» **STATED GOAL**:
From the listing below, pull out all lines with "Equipe" in them.

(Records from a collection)
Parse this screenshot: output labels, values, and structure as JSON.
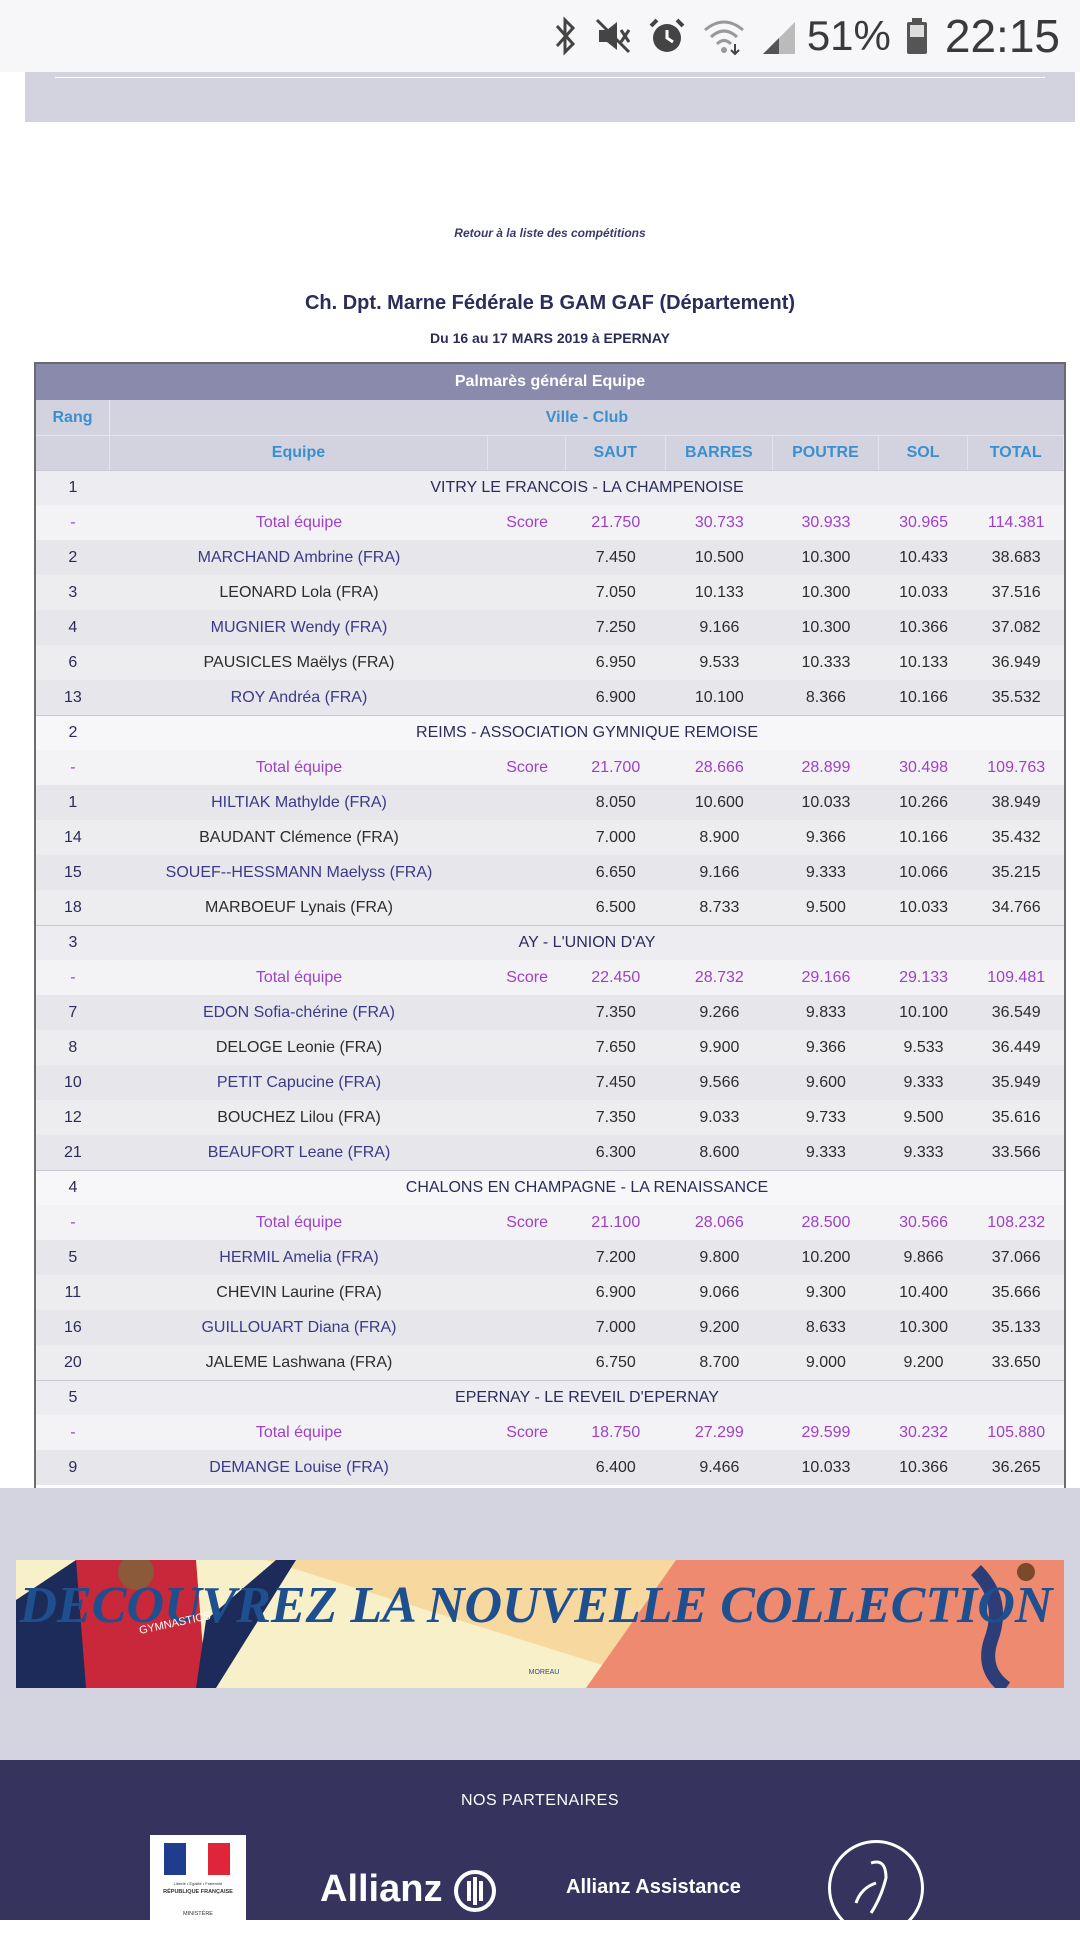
{
  "status_bar": {
    "battery": "51%",
    "time": "22:15"
  },
  "back_link": "Retour à la liste des compétitions",
  "competition": {
    "title": "Ch. Dpt. Marne Fédérale B GAM GAF (Département)",
    "subtitle": "Du 16 au 17 MARS 2019 à EPERNAY"
  },
  "table": {
    "title": "Palmarès général Equipe",
    "head1": {
      "rang": "Rang",
      "club": "Ville - Club"
    },
    "head2": {
      "equipe": "Equipe",
      "saut": "SAUT",
      "barres": "BARRES",
      "poutre": "POUTRE",
      "sol": "SOL",
      "total": "TOTAL"
    },
    "teams": [
      {
        "rank": "1",
        "club": "VITRY LE FRANCOIS - LA CHAMPENOISE",
        "total": {
          "rank": "-",
          "label": "Total équipe",
          "score": "Score",
          "saut": "21.750",
          "barres": "30.733",
          "poutre": "30.933",
          "sol": "30.965",
          "total": "114.381"
        },
        "athletes": [
          {
            "rank": "2",
            "name": "MARCHAND Ambrine (FRA)",
            "saut": "7.450",
            "barres": "10.500",
            "poutre": "10.300",
            "sol": "10.433",
            "total": "38.683"
          },
          {
            "rank": "3",
            "name": "LEONARD Lola (FRA)",
            "saut": "7.050",
            "barres": "10.133",
            "poutre": "10.300",
            "sol": "10.033",
            "total": "37.516"
          },
          {
            "rank": "4",
            "name": "MUGNIER Wendy (FRA)",
            "saut": "7.250",
            "barres": "9.166",
            "poutre": "10.300",
            "sol": "10.366",
            "total": "37.082"
          },
          {
            "rank": "6",
            "name": "PAUSICLES Maëlys (FRA)",
            "saut": "6.950",
            "barres": "9.533",
            "poutre": "10.333",
            "sol": "10.133",
            "total": "36.949"
          },
          {
            "rank": "13",
            "name": "ROY Andréa (FRA)",
            "saut": "6.900",
            "barres": "10.100",
            "poutre": "8.366",
            "sol": "10.166",
            "total": "35.532"
          }
        ]
      },
      {
        "rank": "2",
        "club": "REIMS - ASSOCIATION GYMNIQUE REMOISE",
        "total": {
          "rank": "-",
          "label": "Total équipe",
          "score": "Score",
          "saut": "21.700",
          "barres": "28.666",
          "poutre": "28.899",
          "sol": "30.498",
          "total": "109.763"
        },
        "athletes": [
          {
            "rank": "1",
            "name": "HILTIAK Mathylde (FRA)",
            "saut": "8.050",
            "barres": "10.600",
            "poutre": "10.033",
            "sol": "10.266",
            "total": "38.949"
          },
          {
            "rank": "14",
            "name": "BAUDANT Clémence (FRA)",
            "saut": "7.000",
            "barres": "8.900",
            "poutre": "9.366",
            "sol": "10.166",
            "total": "35.432"
          },
          {
            "rank": "15",
            "name": "SOUEF--HESSMANN Maelyss (FRA)",
            "saut": "6.650",
            "barres": "9.166",
            "poutre": "9.333",
            "sol": "10.066",
            "total": "35.215"
          },
          {
            "rank": "18",
            "name": "MARBOEUF Lynais (FRA)",
            "saut": "6.500",
            "barres": "8.733",
            "poutre": "9.500",
            "sol": "10.033",
            "total": "34.766"
          }
        ]
      },
      {
        "rank": "3",
        "club": "AY - L'UNION D'AY",
        "total": {
          "rank": "-",
          "label": "Total équipe",
          "score": "Score",
          "saut": "22.450",
          "barres": "28.732",
          "poutre": "29.166",
          "sol": "29.133",
          "total": "109.481"
        },
        "athletes": [
          {
            "rank": "7",
            "name": "EDON Sofia-chérine (FRA)",
            "saut": "7.350",
            "barres": "9.266",
            "poutre": "9.833",
            "sol": "10.100",
            "total": "36.549"
          },
          {
            "rank": "8",
            "name": "DELOGE Leonie (FRA)",
            "saut": "7.650",
            "barres": "9.900",
            "poutre": "9.366",
            "sol": "9.533",
            "total": "36.449"
          },
          {
            "rank": "10",
            "name": "PETIT Capucine (FRA)",
            "saut": "7.450",
            "barres": "9.566",
            "poutre": "9.600",
            "sol": "9.333",
            "total": "35.949"
          },
          {
            "rank": "12",
            "name": "BOUCHEZ Lilou (FRA)",
            "saut": "7.350",
            "barres": "9.033",
            "poutre": "9.733",
            "sol": "9.500",
            "total": "35.616"
          },
          {
            "rank": "21",
            "name": "BEAUFORT Leane (FRA)",
            "saut": "6.300",
            "barres": "8.600",
            "poutre": "9.333",
            "sol": "9.333",
            "total": "33.566"
          }
        ]
      },
      {
        "rank": "4",
        "club": "CHALONS EN CHAMPAGNE - LA RENAISSANCE",
        "total": {
          "rank": "-",
          "label": "Total équipe",
          "score": "Score",
          "saut": "21.100",
          "barres": "28.066",
          "poutre": "28.500",
          "sol": "30.566",
          "total": "108.232"
        },
        "athletes": [
          {
            "rank": "5",
            "name": "HERMIL Amelia (FRA)",
            "saut": "7.200",
            "barres": "9.800",
            "poutre": "10.200",
            "sol": "9.866",
            "total": "37.066"
          },
          {
            "rank": "11",
            "name": "CHEVIN Laurine (FRA)",
            "saut": "6.900",
            "barres": "9.066",
            "poutre": "9.300",
            "sol": "10.400",
            "total": "35.666"
          },
          {
            "rank": "16",
            "name": "GUILLOUART Diana (FRA)",
            "saut": "7.000",
            "barres": "9.200",
            "poutre": "8.633",
            "sol": "10.300",
            "total": "35.133"
          },
          {
            "rank": "20",
            "name": "JALEME Lashwana (FRA)",
            "saut": "6.750",
            "barres": "8.700",
            "poutre": "9.000",
            "sol": "9.200",
            "total": "33.650"
          }
        ]
      },
      {
        "rank": "5",
        "club": "EPERNAY - LE REVEIL D'EPERNAY",
        "total": {
          "rank": "-",
          "label": "Total équipe",
          "score": "Score",
          "saut": "18.750",
          "barres": "27.299",
          "poutre": "29.599",
          "sol": "30.232",
          "total": "105.880"
        },
        "athletes": [
          {
            "rank": "9",
            "name": "DEMANGE Louise (FRA)",
            "saut": "6.400",
            "barres": "9.466",
            "poutre": "10.033",
            "sol": "10.366",
            "total": "36.265"
          }
        ]
      }
    ]
  },
  "banner": {
    "text": "DECOUVREZ LA NOUVELLE COLLECTION",
    "brand": "MOREAU",
    "shirt_text": "GYMNASTICS"
  },
  "footer": {
    "partners_title": "NOS PARTENAIRES",
    "rf_lines": [
      "Liberté • Égalité • Fraternité",
      "RÉPUBLIQUE FRANÇAISE",
      "MINISTÈRE"
    ],
    "allianz": "Allianz",
    "allianz_assistance": "Allianz Assistance"
  },
  "colors": {
    "header_purple": "#8a8aad",
    "header_blue_text": "#3a8fcf",
    "total_purple": "#a040c8",
    "footer_bg": "#36345f"
  }
}
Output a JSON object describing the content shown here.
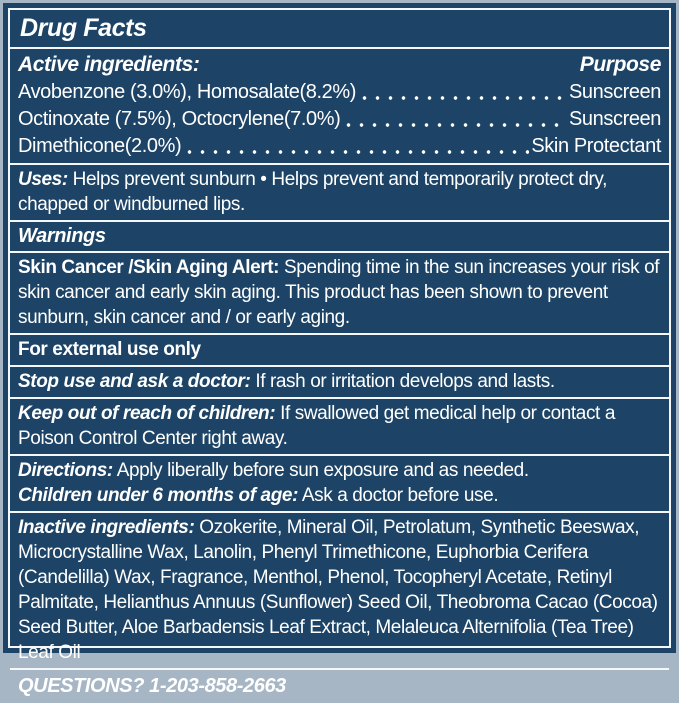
{
  "colors": {
    "panel_background": "#1d4466",
    "rule_and_text": "#ffffff",
    "outer_edge": "#a7b6c4"
  },
  "title": "Drug Facts",
  "active_ingredients": {
    "heading": "Active ingredients:",
    "purpose_heading": "Purpose",
    "rows": [
      {
        "ingredient": "Avobenzone (3.0%), Homosalate(8.2%)",
        "purpose": "Sunscreen"
      },
      {
        "ingredient": "Octinoxate (7.5%), Octocrylene(7.0%)",
        "purpose": "Sunscreen"
      },
      {
        "ingredient": "Dimethicone(2.0%)",
        "purpose": "Skin Protectant"
      }
    ]
  },
  "uses": {
    "label": "Uses:",
    "text": "Helps prevent sunburn • Helps prevent and temporarily protect dry, chapped or windburned lips."
  },
  "warnings_heading": "Warnings",
  "skin_cancer_alert": {
    "label": "Skin Cancer /Skin Aging Alert:",
    "text": "Spending time in the sun increases your risk of skin cancer and early skin aging. This product has been shown to prevent sunburn, skin cancer and / or early aging."
  },
  "external_use": "For external use only",
  "stop_use": {
    "label": "Stop use and ask a doctor:",
    "text": "If rash or irritation develops and lasts."
  },
  "keep_out": {
    "label": "Keep out of reach of children:",
    "text": "If swallowed get medical help or contact a Poison Control Center right away."
  },
  "directions": {
    "label": "Directions:",
    "text": "Apply liberally before sun exposure and as needed."
  },
  "children": {
    "label": "Children under 6 months of age:",
    "text": "Ask a doctor before use."
  },
  "inactive_ingredients": {
    "label": "Inactive ingredients:",
    "text": "Ozokerite, Mineral Oil, Petrolatum, Synthetic Beeswax, Microcrystalline Wax, Lanolin, Phenyl Trimethicone, Euphorbia Cerifera (Candelilla) Wax, Fragrance, Menthol, Phenol, Tocopheryl Acetate, Retinyl Palmitate, Helianthus Annuus (Sunflower) Seed Oil, Theobroma Cacao (Cocoa) Seed Butter, Aloe Barbadensis Leaf Extract, Melaleuca Alternifolia (Tea Tree) Leaf Oil"
  },
  "questions": "QUESTIONS? 1-203-858-2663"
}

» **CORRECT ANSWER**:
    "title": "Palmarès général Equipe",
      "equipe": "Equipe",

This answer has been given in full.